──────── TASK MATERIAL ────────

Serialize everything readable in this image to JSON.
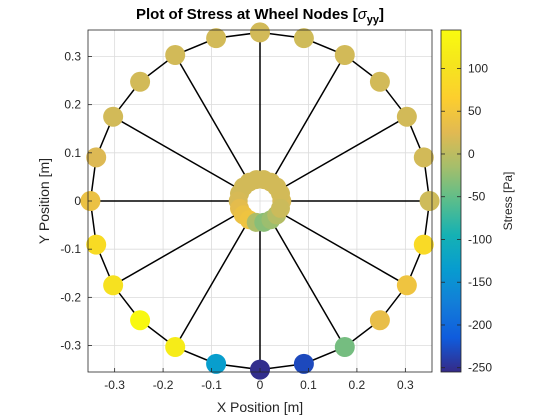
{
  "chart_data": {
    "type": "scatter",
    "title": "Plot of Stress at Wheel Nodes [",
    "title_symbol": "σ",
    "title_subscript": "yy",
    "title_close": "]",
    "xlabel": "X Position [m]",
    "ylabel": "Y Position [m]",
    "xlim": [
      -0.355,
      0.355
    ],
    "ylim": [
      -0.355,
      0.355
    ],
    "xticks": [
      -0.3,
      -0.2,
      -0.1,
      0,
      0.1,
      0.2,
      0.3
    ],
    "xtick_labels": [
      "-0.3",
      "-0.2",
      "-0.1",
      "0",
      "0.1",
      "0.2",
      "0.3"
    ],
    "yticks": [
      -0.3,
      -0.2,
      -0.1,
      0,
      0.1,
      0.2,
      0.3
    ],
    "ytick_labels": [
      "-0.3",
      "-0.2",
      "-0.1",
      "0",
      "0.1",
      "0.2",
      "0.3"
    ],
    "grid": true,
    "colorbar": {
      "label": "Stress [Pa]",
      "range": [
        -255,
        145
      ],
      "ticks": [
        100,
        50,
        0,
        -50,
        -100,
        -150,
        -200,
        -250
      ],
      "tick_labels": [
        "100",
        "50",
        "0",
        "-50",
        "-100",
        "-150",
        "-200",
        "-250"
      ],
      "colormap": "parula"
    },
    "rim": {
      "radius": 0.35,
      "angles_deg": [
        0,
        15,
        30,
        45,
        60,
        75,
        90,
        105,
        120,
        135,
        150,
        165,
        180,
        195,
        210,
        225,
        240,
        255,
        270,
        285,
        300,
        315,
        330,
        345
      ],
      "stress": [
        12,
        15,
        15,
        15,
        15,
        13,
        15,
        15,
        15,
        15,
        15,
        22,
        40,
        88,
        98,
        139,
        118,
        -132,
        -252,
        -230,
        -40,
        35,
        45,
        85
      ]
    },
    "hub": {
      "radius": 0.045,
      "angles_deg": [
        0,
        20,
        40,
        60,
        80,
        100,
        120,
        140,
        160,
        180,
        200,
        220,
        240,
        260,
        280,
        300,
        320,
        340
      ],
      "stress": [
        18,
        15,
        15,
        15,
        15,
        15,
        15,
        15,
        15,
        18,
        30,
        40,
        45,
        -10,
        -30,
        -20,
        -5,
        10
      ]
    },
    "spokes": {
      "angles_deg": [
        0,
        30,
        60,
        90,
        120,
        150,
        180,
        210,
        240,
        270,
        300,
        330
      ]
    }
  }
}
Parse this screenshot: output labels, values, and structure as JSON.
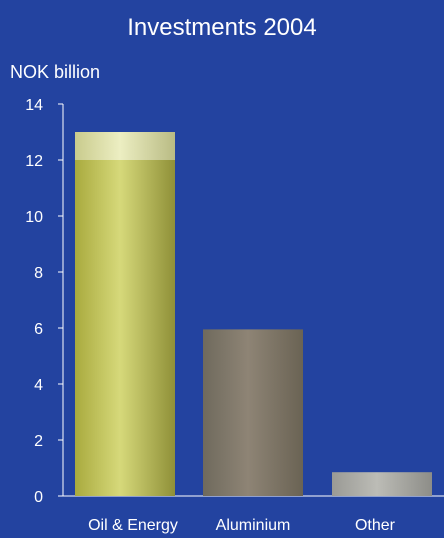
{
  "chart_data": {
    "type": "bar",
    "title": "Investments 2004",
    "ylabel": "NOK billion",
    "categories": [
      "Oil & Energy",
      "Aluminium",
      "Other"
    ],
    "values": [
      13.0,
      5.95,
      0.85
    ],
    "stacked_highlight": {
      "category": "Oil & Energy",
      "lower": 12.0,
      "upper": 13.0
    },
    "ylim": [
      0,
      14
    ],
    "yticks": [
      0,
      2,
      4,
      6,
      8,
      10,
      12,
      14
    ],
    "grid": false,
    "colors": {
      "background": "#2343a0",
      "Oil & Energy": "#c4c457",
      "Oil & Energy highlight": "#dfe3a6",
      "Aluminium": "#867c6d",
      "Other": "#a8a8a3"
    }
  }
}
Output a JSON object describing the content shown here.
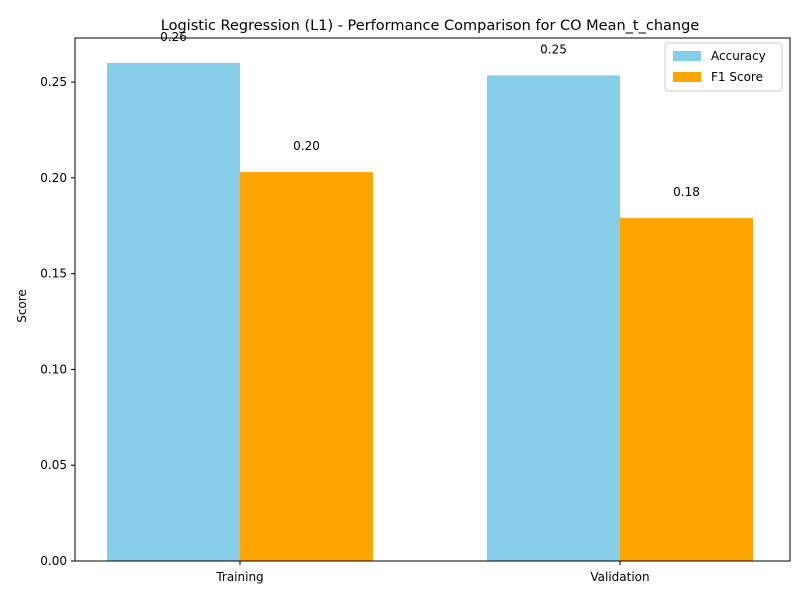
{
  "chart_data": {
    "type": "bar",
    "title": "Logistic Regression (L1) - Performance Comparison for CO Mean_t_change",
    "xlabel": "",
    "ylabel": "Score",
    "categories": [
      "Training",
      "Validation"
    ],
    "series": [
      {
        "name": "Accuracy",
        "values": [
          0.26,
          0.2535
        ],
        "labels": [
          "0.26",
          "0.25"
        ],
        "color": "#87ceeb"
      },
      {
        "name": "F1 Score",
        "values": [
          0.203,
          0.179
        ],
        "labels": [
          "0.20",
          "0.18"
        ],
        "color": "#ffa500"
      }
    ],
    "ylim": [
      0,
      0.273
    ],
    "yticks": [
      0.0,
      0.05,
      0.1,
      0.15,
      0.2,
      0.25
    ],
    "ytick_labels": [
      "0.00",
      "0.05",
      "0.10",
      "0.15",
      "0.20",
      "0.25"
    ],
    "grid": false,
    "legend_position": "top-right"
  }
}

────────

** WHAT TO WORK ON **
Omitting all images, print the listing exactly.

** THE COMPLETED TASK **
Serialize everything readable in this image to JSON.
{
  "chart_data": {
    "type": "scatter",
    "title": "Plot of Stress at Wheel Nodes [",
    "title_symbol": "σ",
    "title_subscript": "yy",
    "title_close": "]",
    "xlabel": "X Position [m]",
    "ylabel": "Y Position [m]",
    "xlim": [
      -0.355,
      0.355
    ],
    "ylim": [
      -0.355,
      0.355
    ],
    "xticks": [
      -0.3,
      -0.2,
      -0.1,
      0,
      0.1,
      0.2,
      0.3
    ],
    "xtick_labels": [
      "-0.3",
      "-0.2",
      "-0.1",
      "0",
      "0.1",
      "0.2",
      "0.3"
    ],
    "yticks": [
      -0.3,
      -0.2,
      -0.1,
      0,
      0.1,
      0.2,
      0.3
    ],
    "ytick_labels": [
      "-0.3",
      "-0.2",
      "-0.1",
      "0",
      "0.1",
      "0.2",
      "0.3"
    ],
    "grid": true,
    "colorbar": {
      "label": "Stress [Pa]",
      "range": [
        -255,
        145
      ],
      "ticks": [
        100,
        50,
        0,
        -50,
        -100,
        -150,
        -200,
        -250
      ],
      "tick_labels": [
        "100",
        "50",
        "0",
        "-50",
        "-100",
        "-150",
        "-200",
        "-250"
      ],
      "colormap": "parula"
    },
    "rim": {
      "radius": 0.35,
      "angles_deg": [
        0,
        15,
        30,
        45,
        60,
        75,
        90,
        105,
        120,
        135,
        150,
        165,
        180,
        195,
        210,
        225,
        240,
        255,
        270,
        285,
        300,
        315,
        330,
        345
      ],
      "stress": [
        12,
        15,
        15,
        15,
        15,
        13,
        15,
        15,
        15,
        15,
        15,
        22,
        40,
        88,
        98,
        139,
        118,
        -132,
        -252,
        -230,
        -40,
        35,
        45,
        85
      ]
    },
    "hub": {
      "radius": 0.045,
      "angles_deg": [
        0,
        20,
        40,
        60,
        80,
        100,
        120,
        140,
        160,
        180,
        200,
        220,
        240,
        260,
        280,
        300,
        320,
        340
      ],
      "stress": [
        18,
        15,
        15,
        15,
        15,
        15,
        15,
        15,
        15,
        18,
        30,
        40,
        45,
        -10,
        -30,
        -20,
        -5,
        10
      ]
    },
    "spokes": {
      "angles_deg": [
        0,
        30,
        60,
        90,
        120,
        150,
        180,
        210,
        240,
        270,
        300,
        330
      ]
    }
  }
}
Parse this screenshot: output labels, values, and structure as JSON.
{
  "chart_data": {
    "type": "bar",
    "title": "Investments 2004",
    "ylabel": "NOK billion",
    "categories": [
      "Oil & Energy",
      "Aluminium",
      "Other"
    ],
    "values": [
      13.0,
      5.95,
      0.85
    ],
    "stacked_highlight": {
      "category": "Oil & Energy",
      "lower": 12.0,
      "upper": 13.0
    },
    "ylim": [
      0,
      14
    ],
    "yticks": [
      0,
      2,
      4,
      6,
      8,
      10,
      12,
      14
    ],
    "grid": false,
    "colors": {
      "background": "#2343a0",
      "Oil & Energy": "#c4c457",
      "Oil & Energy highlight": "#dfe3a6",
      "Aluminium": "#867c6d",
      "Other": "#a8a8a3"
    }
  }
}
Output a JSON object describing the content shown here.
{
  "chart_data": {
    "type": "bar",
    "title": "Logistic Regression (L1) - Performance Comparison for CO Mean_t_change",
    "xlabel": "",
    "ylabel": "Score",
    "categories": [
      "Training",
      "Validation"
    ],
    "series": [
      {
        "name": "Accuracy",
        "values": [
          0.26,
          0.2535
        ],
        "labels": [
          "0.26",
          "0.25"
        ],
        "color": "#87ceeb"
      },
      {
        "name": "F1 Score",
        "values": [
          0.203,
          0.179
        ],
        "labels": [
          "0.20",
          "0.18"
        ],
        "color": "#ffa500"
      }
    ],
    "ylim": [
      0,
      0.273
    ],
    "yticks": [
      0.0,
      0.05,
      0.1,
      0.15,
      0.2,
      0.25
    ],
    "ytick_labels": [
      "0.00",
      "0.05",
      "0.10",
      "0.15",
      "0.20",
      "0.25"
    ],
    "grid": false,
    "legend_position": "top-right"
  }
}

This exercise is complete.